-------- EXERCISE MATERIALS --------

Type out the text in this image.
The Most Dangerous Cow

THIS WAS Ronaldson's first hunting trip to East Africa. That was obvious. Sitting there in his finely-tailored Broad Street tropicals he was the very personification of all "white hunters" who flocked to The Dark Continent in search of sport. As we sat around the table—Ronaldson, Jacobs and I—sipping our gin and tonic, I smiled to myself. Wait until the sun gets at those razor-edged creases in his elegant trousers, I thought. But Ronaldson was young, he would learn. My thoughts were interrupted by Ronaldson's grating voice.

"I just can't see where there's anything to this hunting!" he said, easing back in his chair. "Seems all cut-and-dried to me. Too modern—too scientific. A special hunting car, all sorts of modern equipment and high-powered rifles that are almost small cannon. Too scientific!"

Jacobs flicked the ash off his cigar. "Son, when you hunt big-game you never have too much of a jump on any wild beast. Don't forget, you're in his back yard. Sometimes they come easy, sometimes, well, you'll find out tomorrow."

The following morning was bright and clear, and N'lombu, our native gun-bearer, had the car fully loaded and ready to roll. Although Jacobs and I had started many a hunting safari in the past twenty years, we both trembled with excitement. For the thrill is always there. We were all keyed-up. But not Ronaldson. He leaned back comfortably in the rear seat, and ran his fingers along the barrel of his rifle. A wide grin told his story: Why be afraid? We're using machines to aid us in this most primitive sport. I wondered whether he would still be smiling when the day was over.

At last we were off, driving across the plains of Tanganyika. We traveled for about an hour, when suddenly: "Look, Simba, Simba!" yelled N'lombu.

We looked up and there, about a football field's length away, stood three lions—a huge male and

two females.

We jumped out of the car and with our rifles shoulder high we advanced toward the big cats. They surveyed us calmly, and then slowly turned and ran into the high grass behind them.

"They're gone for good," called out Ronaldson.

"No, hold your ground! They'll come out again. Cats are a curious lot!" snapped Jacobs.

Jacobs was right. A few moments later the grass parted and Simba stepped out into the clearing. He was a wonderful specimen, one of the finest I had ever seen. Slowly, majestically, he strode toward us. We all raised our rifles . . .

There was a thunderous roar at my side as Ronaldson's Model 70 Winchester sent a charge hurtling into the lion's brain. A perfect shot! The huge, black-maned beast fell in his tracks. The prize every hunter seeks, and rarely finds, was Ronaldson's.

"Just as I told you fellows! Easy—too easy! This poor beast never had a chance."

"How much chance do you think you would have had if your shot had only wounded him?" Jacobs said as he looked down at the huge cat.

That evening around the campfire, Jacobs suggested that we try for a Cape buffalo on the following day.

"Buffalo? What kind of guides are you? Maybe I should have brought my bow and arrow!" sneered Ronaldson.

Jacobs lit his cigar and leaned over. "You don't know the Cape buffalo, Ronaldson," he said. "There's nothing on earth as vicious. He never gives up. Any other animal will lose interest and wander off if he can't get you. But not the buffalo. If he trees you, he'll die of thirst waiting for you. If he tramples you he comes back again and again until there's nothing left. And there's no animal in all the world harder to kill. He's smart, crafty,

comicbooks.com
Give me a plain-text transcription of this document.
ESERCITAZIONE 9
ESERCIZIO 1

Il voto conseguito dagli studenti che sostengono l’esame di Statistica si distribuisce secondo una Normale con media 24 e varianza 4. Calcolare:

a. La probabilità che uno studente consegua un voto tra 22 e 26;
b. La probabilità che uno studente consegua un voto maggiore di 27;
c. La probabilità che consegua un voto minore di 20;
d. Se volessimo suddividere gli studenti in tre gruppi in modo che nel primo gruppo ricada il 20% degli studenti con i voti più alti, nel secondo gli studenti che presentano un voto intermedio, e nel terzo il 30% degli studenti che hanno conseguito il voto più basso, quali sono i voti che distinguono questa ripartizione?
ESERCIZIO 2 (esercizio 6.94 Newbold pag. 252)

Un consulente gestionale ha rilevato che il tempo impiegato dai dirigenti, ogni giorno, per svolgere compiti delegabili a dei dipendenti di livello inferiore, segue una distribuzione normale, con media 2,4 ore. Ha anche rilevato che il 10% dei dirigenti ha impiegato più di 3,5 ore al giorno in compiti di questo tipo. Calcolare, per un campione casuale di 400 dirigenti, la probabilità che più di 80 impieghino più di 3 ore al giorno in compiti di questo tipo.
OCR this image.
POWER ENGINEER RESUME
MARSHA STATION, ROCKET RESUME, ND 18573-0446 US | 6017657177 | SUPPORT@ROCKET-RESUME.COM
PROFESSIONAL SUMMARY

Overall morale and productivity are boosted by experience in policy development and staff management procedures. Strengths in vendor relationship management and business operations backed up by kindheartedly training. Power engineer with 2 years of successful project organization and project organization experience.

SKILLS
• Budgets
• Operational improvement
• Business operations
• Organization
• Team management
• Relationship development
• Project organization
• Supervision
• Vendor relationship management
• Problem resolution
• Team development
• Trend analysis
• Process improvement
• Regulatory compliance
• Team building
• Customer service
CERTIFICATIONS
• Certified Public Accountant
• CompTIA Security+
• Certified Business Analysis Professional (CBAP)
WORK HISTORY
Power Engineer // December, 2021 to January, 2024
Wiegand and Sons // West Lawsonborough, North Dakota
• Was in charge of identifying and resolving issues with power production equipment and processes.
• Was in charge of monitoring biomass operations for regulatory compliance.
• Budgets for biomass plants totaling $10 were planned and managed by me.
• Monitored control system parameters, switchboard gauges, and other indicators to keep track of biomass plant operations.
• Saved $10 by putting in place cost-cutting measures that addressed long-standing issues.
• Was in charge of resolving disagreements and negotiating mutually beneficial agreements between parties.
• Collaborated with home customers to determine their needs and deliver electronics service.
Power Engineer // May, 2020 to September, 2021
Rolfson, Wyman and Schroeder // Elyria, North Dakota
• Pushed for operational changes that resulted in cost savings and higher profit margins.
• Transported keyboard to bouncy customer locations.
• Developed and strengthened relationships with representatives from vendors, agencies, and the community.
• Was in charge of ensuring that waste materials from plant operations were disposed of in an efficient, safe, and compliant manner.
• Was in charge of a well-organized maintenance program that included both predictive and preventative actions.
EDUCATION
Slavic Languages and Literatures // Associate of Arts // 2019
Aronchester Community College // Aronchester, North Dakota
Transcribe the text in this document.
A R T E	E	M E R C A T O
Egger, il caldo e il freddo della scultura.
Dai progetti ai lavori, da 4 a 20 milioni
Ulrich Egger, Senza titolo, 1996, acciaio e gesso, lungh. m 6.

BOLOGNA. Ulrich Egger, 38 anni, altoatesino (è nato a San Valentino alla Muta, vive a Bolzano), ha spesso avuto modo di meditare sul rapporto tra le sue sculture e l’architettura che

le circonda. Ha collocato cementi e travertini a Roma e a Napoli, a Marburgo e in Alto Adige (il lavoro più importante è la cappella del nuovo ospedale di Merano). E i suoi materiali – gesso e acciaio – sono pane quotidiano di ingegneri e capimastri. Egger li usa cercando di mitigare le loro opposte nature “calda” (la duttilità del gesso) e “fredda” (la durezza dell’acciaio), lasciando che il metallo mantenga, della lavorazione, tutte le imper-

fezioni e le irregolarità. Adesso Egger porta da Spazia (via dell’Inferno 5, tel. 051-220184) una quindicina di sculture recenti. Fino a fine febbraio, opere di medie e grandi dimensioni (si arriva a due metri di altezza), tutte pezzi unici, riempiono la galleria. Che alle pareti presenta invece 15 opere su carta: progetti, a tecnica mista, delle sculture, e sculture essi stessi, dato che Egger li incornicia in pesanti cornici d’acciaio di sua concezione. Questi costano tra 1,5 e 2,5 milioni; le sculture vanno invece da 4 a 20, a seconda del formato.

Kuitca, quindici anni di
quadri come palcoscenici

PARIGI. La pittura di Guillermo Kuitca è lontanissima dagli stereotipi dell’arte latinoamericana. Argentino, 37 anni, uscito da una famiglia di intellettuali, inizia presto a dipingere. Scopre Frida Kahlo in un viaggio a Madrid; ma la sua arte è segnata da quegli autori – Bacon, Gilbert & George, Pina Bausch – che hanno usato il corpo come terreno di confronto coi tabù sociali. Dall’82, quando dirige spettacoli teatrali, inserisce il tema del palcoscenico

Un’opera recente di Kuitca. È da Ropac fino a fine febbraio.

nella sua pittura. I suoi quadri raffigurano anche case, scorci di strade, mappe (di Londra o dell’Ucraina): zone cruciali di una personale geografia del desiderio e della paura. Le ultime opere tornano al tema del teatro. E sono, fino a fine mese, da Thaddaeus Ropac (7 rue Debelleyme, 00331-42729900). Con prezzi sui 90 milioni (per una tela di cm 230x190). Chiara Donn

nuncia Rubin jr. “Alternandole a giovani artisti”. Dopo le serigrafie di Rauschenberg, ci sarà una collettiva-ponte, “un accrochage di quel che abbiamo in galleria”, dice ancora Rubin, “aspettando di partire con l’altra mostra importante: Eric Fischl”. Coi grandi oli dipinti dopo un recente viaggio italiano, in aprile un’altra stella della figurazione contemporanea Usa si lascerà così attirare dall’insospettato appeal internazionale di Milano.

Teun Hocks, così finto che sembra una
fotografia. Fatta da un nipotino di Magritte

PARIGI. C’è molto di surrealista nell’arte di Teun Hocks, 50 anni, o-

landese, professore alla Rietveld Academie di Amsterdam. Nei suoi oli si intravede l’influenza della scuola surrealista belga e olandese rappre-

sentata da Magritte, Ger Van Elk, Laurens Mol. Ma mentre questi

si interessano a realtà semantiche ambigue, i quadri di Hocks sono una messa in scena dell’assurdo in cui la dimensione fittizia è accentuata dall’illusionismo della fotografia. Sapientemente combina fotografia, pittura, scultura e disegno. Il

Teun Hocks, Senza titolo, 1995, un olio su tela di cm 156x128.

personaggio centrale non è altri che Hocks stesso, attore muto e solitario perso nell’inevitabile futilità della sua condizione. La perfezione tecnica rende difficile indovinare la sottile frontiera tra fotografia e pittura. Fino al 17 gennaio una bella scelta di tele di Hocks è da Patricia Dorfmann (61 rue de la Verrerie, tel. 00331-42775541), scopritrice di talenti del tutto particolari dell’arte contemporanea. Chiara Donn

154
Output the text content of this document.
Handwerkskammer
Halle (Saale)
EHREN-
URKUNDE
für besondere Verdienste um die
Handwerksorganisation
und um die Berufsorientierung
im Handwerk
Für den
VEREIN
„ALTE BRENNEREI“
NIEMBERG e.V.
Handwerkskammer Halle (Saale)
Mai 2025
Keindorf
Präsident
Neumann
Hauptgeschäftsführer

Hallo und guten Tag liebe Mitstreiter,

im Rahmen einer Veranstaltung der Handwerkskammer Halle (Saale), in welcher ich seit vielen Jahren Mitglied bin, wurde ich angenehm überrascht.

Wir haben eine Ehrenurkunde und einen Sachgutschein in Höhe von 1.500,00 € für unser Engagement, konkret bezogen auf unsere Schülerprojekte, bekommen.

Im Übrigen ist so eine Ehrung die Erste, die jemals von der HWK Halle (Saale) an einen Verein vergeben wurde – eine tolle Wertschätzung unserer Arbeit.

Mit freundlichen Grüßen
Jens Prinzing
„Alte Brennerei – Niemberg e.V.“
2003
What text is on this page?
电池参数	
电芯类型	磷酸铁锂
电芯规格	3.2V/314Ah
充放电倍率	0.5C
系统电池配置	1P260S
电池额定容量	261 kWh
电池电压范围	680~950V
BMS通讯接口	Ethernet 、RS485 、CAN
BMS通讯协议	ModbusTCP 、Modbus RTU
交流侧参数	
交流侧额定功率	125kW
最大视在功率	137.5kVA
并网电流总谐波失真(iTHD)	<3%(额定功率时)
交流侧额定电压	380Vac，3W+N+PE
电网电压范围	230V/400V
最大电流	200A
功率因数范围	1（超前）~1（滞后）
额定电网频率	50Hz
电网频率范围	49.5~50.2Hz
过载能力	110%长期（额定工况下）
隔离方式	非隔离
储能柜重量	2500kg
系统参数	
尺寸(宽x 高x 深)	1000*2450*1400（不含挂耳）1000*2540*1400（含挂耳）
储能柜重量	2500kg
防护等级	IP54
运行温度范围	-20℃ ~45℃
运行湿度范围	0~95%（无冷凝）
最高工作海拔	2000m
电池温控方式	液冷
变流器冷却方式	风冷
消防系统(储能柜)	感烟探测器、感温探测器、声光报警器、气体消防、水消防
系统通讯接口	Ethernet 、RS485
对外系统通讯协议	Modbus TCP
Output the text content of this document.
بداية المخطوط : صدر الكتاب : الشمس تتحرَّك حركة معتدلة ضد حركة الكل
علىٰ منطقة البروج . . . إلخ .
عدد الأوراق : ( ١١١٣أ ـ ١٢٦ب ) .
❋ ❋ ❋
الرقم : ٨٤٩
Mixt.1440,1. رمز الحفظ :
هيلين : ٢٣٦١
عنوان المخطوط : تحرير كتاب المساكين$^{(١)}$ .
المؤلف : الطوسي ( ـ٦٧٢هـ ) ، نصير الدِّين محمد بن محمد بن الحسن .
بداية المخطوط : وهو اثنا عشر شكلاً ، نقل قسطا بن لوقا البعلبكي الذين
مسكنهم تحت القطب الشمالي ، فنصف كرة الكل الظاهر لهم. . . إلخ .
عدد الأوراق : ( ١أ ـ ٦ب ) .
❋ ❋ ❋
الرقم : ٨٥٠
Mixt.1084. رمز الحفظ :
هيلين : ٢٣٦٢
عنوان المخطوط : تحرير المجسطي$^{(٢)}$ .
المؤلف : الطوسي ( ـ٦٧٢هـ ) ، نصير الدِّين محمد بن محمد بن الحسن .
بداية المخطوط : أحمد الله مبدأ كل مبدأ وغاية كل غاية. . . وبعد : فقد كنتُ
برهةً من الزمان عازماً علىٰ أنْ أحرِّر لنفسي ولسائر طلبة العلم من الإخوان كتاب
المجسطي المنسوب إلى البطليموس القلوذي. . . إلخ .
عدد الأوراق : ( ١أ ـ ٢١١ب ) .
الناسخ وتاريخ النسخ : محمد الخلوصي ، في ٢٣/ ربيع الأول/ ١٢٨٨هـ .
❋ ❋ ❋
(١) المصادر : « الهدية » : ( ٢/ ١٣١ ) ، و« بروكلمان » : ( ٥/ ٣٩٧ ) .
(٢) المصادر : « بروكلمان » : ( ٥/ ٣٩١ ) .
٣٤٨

--------

WHAT THIS TASK INVOLVES: Copy all lines in the listing above where the string "Donn" appears.

RESPONSE TO THIS TASK:
nella sua pittura. I suoi quadri raffigurano anche case, scorci di strade, mappe (di Londra o dell’Ucraina): zone cruciali di una personale geografia del desiderio e della paura. Le ultime opere tornano al tema del teatro. E sono, fino a fine mese, da Thaddaeus Ropac (7 rue Debelleyme, 00331-42729900). Con prezzi sui 90 milioni (per una tela di cm 230x190). Chiara Donn
personaggio centrale non è altri che Hocks stesso, attore muto e solitario perso nell’inevitabile futilità della sua condizione. La perfezione tecnica rende difficile indovinare la sottile frontiera tra fotografia e pittura. Fino al 17 gennaio una bella scelta di tele di Hocks è da Patricia Dorfmann (61 rue de la Verrerie, tel. 00331-42775541), scopritrice di talenti del tutto particolari dell’arte contemporanea. Chiara Donn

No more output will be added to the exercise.